Items from a figure collection:

"""

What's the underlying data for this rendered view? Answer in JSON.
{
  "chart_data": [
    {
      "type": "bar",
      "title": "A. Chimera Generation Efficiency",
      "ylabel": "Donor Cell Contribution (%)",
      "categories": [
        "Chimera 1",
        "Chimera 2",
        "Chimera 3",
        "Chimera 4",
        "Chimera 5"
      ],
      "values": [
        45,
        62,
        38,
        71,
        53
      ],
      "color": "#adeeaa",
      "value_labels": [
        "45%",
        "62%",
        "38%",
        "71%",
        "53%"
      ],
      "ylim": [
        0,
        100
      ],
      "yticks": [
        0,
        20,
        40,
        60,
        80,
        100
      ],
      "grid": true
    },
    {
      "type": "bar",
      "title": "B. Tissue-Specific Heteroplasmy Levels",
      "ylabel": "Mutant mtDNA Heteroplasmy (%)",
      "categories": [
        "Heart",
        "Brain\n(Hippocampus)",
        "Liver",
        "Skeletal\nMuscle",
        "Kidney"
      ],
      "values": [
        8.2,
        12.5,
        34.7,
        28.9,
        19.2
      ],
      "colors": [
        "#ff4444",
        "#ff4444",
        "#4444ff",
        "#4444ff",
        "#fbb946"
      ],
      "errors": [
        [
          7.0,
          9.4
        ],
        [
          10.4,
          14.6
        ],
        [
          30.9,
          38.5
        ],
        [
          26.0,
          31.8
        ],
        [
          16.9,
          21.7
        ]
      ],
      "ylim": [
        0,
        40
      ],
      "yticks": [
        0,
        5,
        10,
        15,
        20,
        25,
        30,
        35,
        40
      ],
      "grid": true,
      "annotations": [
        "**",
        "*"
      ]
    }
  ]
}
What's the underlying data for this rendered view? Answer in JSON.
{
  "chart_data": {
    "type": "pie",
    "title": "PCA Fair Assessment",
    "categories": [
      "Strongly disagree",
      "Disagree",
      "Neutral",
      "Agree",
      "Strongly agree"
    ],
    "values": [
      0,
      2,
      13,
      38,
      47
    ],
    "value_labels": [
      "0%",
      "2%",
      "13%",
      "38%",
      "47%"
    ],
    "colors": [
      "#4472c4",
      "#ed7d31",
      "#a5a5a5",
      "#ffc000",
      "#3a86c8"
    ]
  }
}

"""

Please output the entire listing exactly as it stands.

What's the underlying data for this rendered view? Answer in JSON.
{
  "chart_data": [
    {
      "type": "bar",
      "title": "A. Chimera Generation Efficiency",
      "ylabel": "Donor Cell Contribution (%)",
      "categories": [
        "Chimera 1",
        "Chimera 2",
        "Chimera 3",
        "Chimera 4",
        "Chimera 5"
      ],
      "values": [
        45,
        62,
        38,
        71,
        53
      ],
      "color": "#adeeaa",
      "value_labels": [
        "45%",
        "62%",
        "38%",
        "71%",
        "53%"
      ],
      "ylim": [
        0,
        100
      ],
      "yticks": [
        0,
        20,
        40,
        60,
        80,
        100
      ],
      "grid": true
    },
    {
      "type": "bar",
      "title": "B. Tissue-Specific Heteroplasmy Levels",
      "ylabel": "Mutant mtDNA Heteroplasmy (%)",
      "categories": [
        "Heart",
        "Brain\n(Hippocampus)",
        "Liver",
        "Skeletal\nMuscle",
        "Kidney"
      ],
      "values": [
        8.2,
        12.5,
        34.7,
        28.9,
        19.2
      ],
      "colors": [
        "#ff4444",
        "#ff4444",
        "#4444ff",
        "#4444ff",
        "#fbb946"
      ],
      "errors": [
        [
          7.0,
          9.4
        ],
        [
          10.4,
          14.6
        ],
        [
          30.9,
          38.5
        ],
        [
          26.0,
          31.8
        ],
        [
          16.9,
          21.7
        ]
      ],
      "ylim": [
        0,
        40
      ],
      "yticks": [
        0,
        5,
        10,
        15,
        20,
        25,
        30,
        35,
        40
      ],
      "grid": true,
      "annotations": [
        "**",
        "*"
      ]
    }
  ]
}
What's the underlying data for this rendered view? Answer in JSON.
{
  "chart_data": {
    "type": "pie",
    "title": "PCA Fair Assessment",
    "categories": [
      "Strongly disagree",
      "Disagree",
      "Neutral",
      "Agree",
      "Strongly agree"
    ],
    "values": [
      0,
      2,
      13,
      38,
      47
    ],
    "value_labels": [
      "0%",
      "2%",
      "13%",
      "38%",
      "47%"
    ],
    "colors": [
      "#4472c4",
      "#ed7d31",
      "#a5a5a5",
      "#ffc000",
      "#3a86c8"
    ]
  }
}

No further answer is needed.